- Written instruction -
Print the listing in its entirety and exactly, leaving out images.

(Data entries)
_____

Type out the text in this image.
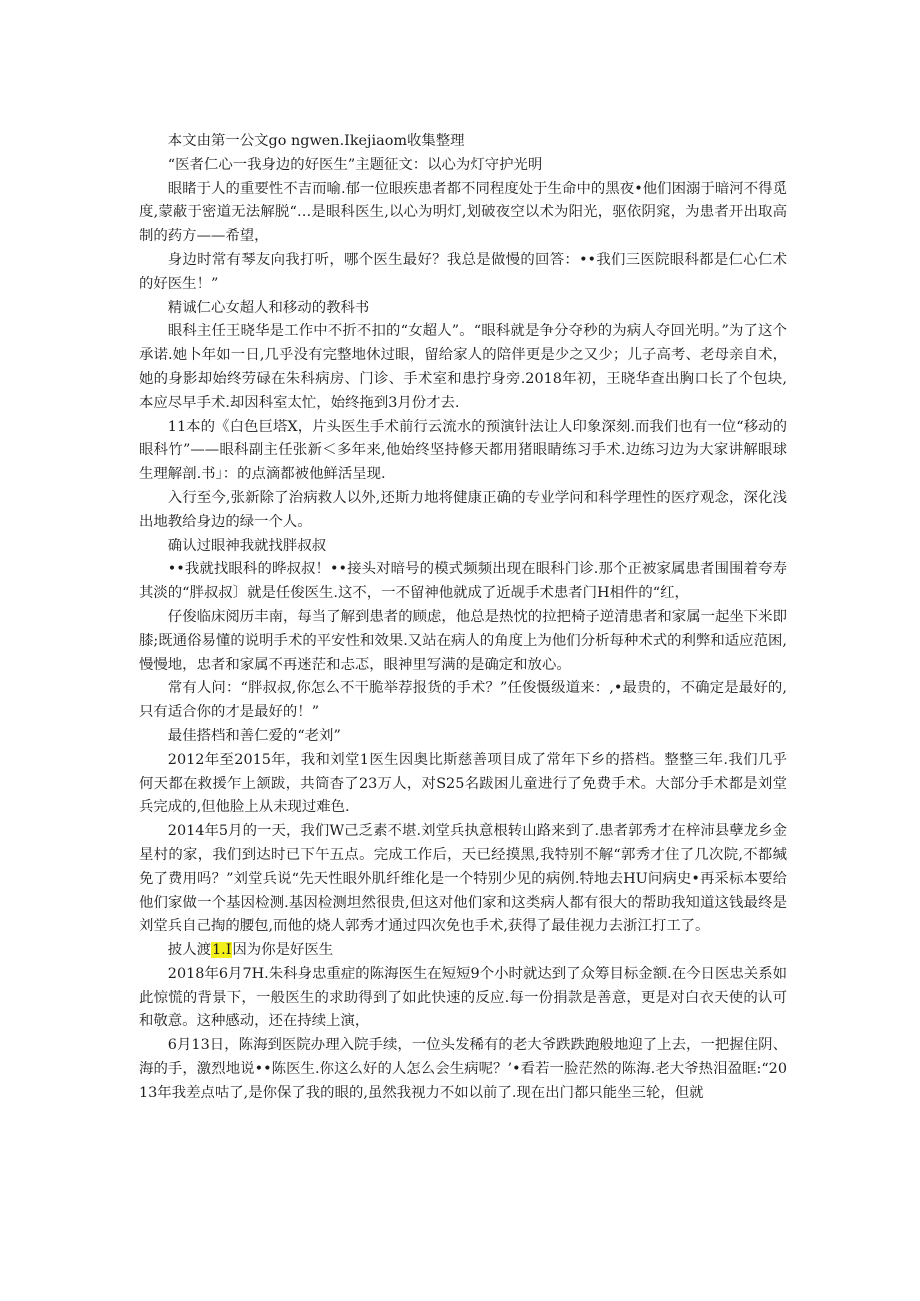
本文由第一公文go ngwen.Ikejiaom收集整理

“医者仁心一我身边的好医生”主题征文：以心为灯守护光明

眼睹于人的重要性不吉而喻.郁一位眼疾患者都不同程度处于生命中的黑夜•他们困溺于暗河不得觅度,蒙蔽于密道无法解脱“…是眼科医生,以心为明灯,划破夜空以术为阳光，驱依阴窕，为患者开出取高制的药方——希望，

身边时常有琴友向我打听，哪个医生最好？我总是做慢的回答：••我们三医院眼科都是仁心仁术的好医生！”

精诚仁心女超人和移动的教科书

眼科主任王晓华是工作中不折不扣的“女超人”。“眼科就是争分夺秒的为病人夺回光明。”为了这个承诺.她卜年如一日,几乎没有完整地休过眼，留给家人的陪伴更是少之又少；儿子高考、老母亲自术，她的身影却始终劳碌在朱科病房、门诊、手术室和患拧身旁.2018年初，王晓华查出胸口长了个包块,本应尽早手术.却因科室太忙，始终拖到3月份才去.

11本的《白色巨塔X，片头医生手术前行云流水的预演针法让人印象深刻.而我们也有一位“移动的眼科竹”——眼科副主任张新＜多年来,他始终坚持修天都用猪眼睛练习手术.边练习边为大家讲解眼球生理解剖.书」：的点滴都被他鲜活呈现.

入行至今,张新除了治病救人以外,还斯力地将健康正确的专业学问和科学理性的医疗观念，深化浅出地教给身边的绿一个人。

确认过眼神我就找胖叔叔

••我就找眼科的晔叔叔！••接头对暗号的模式频频出现在眼科门诊.那个正被家属患者围围着夸寿其淡的“胖叔叔〕就是任俊医生.这不，一不留神他就成了近觇手术患者门H相件的“红，

仔俊临床阅历丰南，每当了解到患者的顾虑，他总是热忱的拉把椅子逆清患者和家属一起坐下米即膝;既通俗易懂的说明手术的平安性和效果.又站在病人的角度上为他们分析每种术式的利弊和适应范困,慢慢地，忠者和家属不再迷茫和忐忑，眼神里写满的是确定和放心。

常有人问：“胖叔叔,你怎么不干脆举荐报货的手术？”任俊慑级道来：,•最贵的，不确定是最好的,只有适合你的才是最好的！”

最佳搭档和善仁爱的“老刘”

2012年至2015年，我和刘堂1医生因奥比斯慈善项目成了常年下乡的搭档。整整三年.我们几乎何天都在救援乍上颔跋，共筒杳了23万人，对S25名跋困儿童进行了免费手术。大部分手术都是刘堂兵完成的,但他脸上从未现过难色.

2014年5月的一天，我们W己乏素不堪.刘堂兵执意根转山路来到了.患者郭秀才在梓沛县孽龙乡金星村的家，我们到达时已下午五点。完成工作后，天已经摸黑,我特别不解“郭秀才住了几次院,不都缄免了费用吗？”刘堂兵说“先天性眼外肌纤维化是一个特别少见的病例.特地去HU问病史•再采标本要给他们家做一个基因检测.基因检测坦然很贵,但这对他们家和这类病人都有很大的帮助我知道这钱最终是刘堂兵自己掏的腰包,而他的烧人郭秀才通过四次免也手术,获得了最佳视力去浙江打工了。

披人渡1.I因为你是好医生

2018年6月7H.朱科身忠重症的陈海医生在短短9个小时就达到了众筹目标金额.在今日医忠关系如此惊慌的背景下，一般医生的求助得到了如此快速的反应.每一份捐款是善意，更是对白衣天使的认可和敬意。这种感动，还在持续上演，

6月13日，陈海到医院办理入院手续，一位头发稀有的老大爷跌跌跑般地迎了上去，一把握住阴、海的手，激烈地说••陈医生.你这么好的人怎么会生病呢？’•看若一脸茫然的陈海.老大爷热泪盈眶:“2013年我差点咕了,是你保了我的眼的,虽然我视力不如以前了.现在出门都只能坐三轮，但就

_____

- Right answer -
Type out the text in this image.
本文由第一公文go ngwen.Ikejiaom收集整理

“医者仁心一我身边的好医生”主题征文：以心为灯守护光明

眼睹于人的重要性不吉而喻.郁一位眼疾患者都不同程度处于生命中的黑夜•他们困溺于暗河不得觅度,蒙蔽于密道无法解脱“…是眼科医生,以心为明灯,划破夜空以术为阳光，驱依阴窕，为患者开出取高制的药方——希望，

身边时常有琴友向我打听，哪个医生最好？我总是做慢的回答：••我们三医院眼科都是仁心仁术的好医生！”

精诚仁心女超人和移动的教科书

眼科主任王晓华是工作中不折不扣的“女超人”。“眼科就是争分夺秒的为病人夺回光明。”为了这个承诺.她卜年如一日,几乎没有完整地休过眼，留给家人的陪伴更是少之又少；儿子高考、老母亲自术，她的身影却始终劳碌在朱科病房、门诊、手术室和患拧身旁.2018年初，王晓华查出胸口长了个包块,本应尽早手术.却因科室太忙，始终拖到3月份才去.

11本的《白色巨塔X，片头医生手术前行云流水的预演针法让人印象深刻.而我们也有一位“移动的眼科竹”——眼科副主任张新＜多年来,他始终坚持修天都用猪眼睛练习手术.边练习边为大家讲解眼球生理解剖.书」：的点滴都被他鲜活呈现.

入行至今,张新除了治病救人以外,还斯力地将健康正确的专业学问和科学理性的医疗观念，深化浅出地教给身边的绿一个人。

确认过眼神我就找胖叔叔

••我就找眼科的晔叔叔！••接头对暗号的模式频频出现在眼科门诊.那个正被家属患者围围着夸寿其淡的“胖叔叔〕就是任俊医生.这不，一不留神他就成了近觇手术患者门H相件的“红，

仔俊临床阅历丰南，每当了解到患者的顾虑，他总是热忱的拉把椅子逆清患者和家属一起坐下米即膝;既通俗易懂的说明手术的平安性和效果.又站在病人的角度上为他们分析每种术式的利弊和适应范困,慢慢地，忠者和家属不再迷茫和忐忑，眼神里写满的是确定和放心。

常有人问：“胖叔叔,你怎么不干脆举荐报货的手术？”任俊慑级道来：,•最贵的，不确定是最好的,只有适合你的才是最好的！”

最佳搭档和善仁爱的“老刘”

2012年至2015年，我和刘堂1医生因奥比斯慈善项目成了常年下乡的搭档。整整三年.我们几乎何天都在救援乍上颔跋，共筒杳了23万人，对S25名跋困儿童进行了免费手术。大部分手术都是刘堂兵完成的,但他脸上从未现过难色.

2014年5月的一天，我们W己乏素不堪.刘堂兵执意根转山路来到了.患者郭秀才在梓沛县孽龙乡金星村的家，我们到达时已下午五点。完成工作后，天已经摸黑,我特别不解“郭秀才住了几次院,不都缄免了费用吗？”刘堂兵说“先天性眼外肌纤维化是一个特别少见的病例.特地去HU问病史•再采标本要给他们家做一个基因检测.基因检测坦然很贵,但这对他们家和这类病人都有很大的帮助我知道这钱最终是刘堂兵自己掏的腰包,而他的烧人郭秀才通过四次免也手术,获得了最佳视力去浙江打工了。

披人渡1.I因为你是好医生

2018年6月7H.朱科身忠重症的陈海医生在短短9个小时就达到了众筹目标金额.在今日医忠关系如此惊慌的背景下，一般医生的求助得到了如此快速的反应.每一份捐款是善意，更是对白衣天使的认可和敬意。这种感动，还在持续上演，

6月13日，陈海到医院办理入院手续，一位头发稀有的老大爷跌跌跑般地迎了上去，一把握住阴、海的手，激烈地说••陈医生.你这么好的人怎么会生病呢？’•看若一脸茫然的陈海.老大爷热泪盈眶:“2013年我差点咕了,是你保了我的眼的,虽然我视力不如以前了.现在出门都只能坐三轮，但就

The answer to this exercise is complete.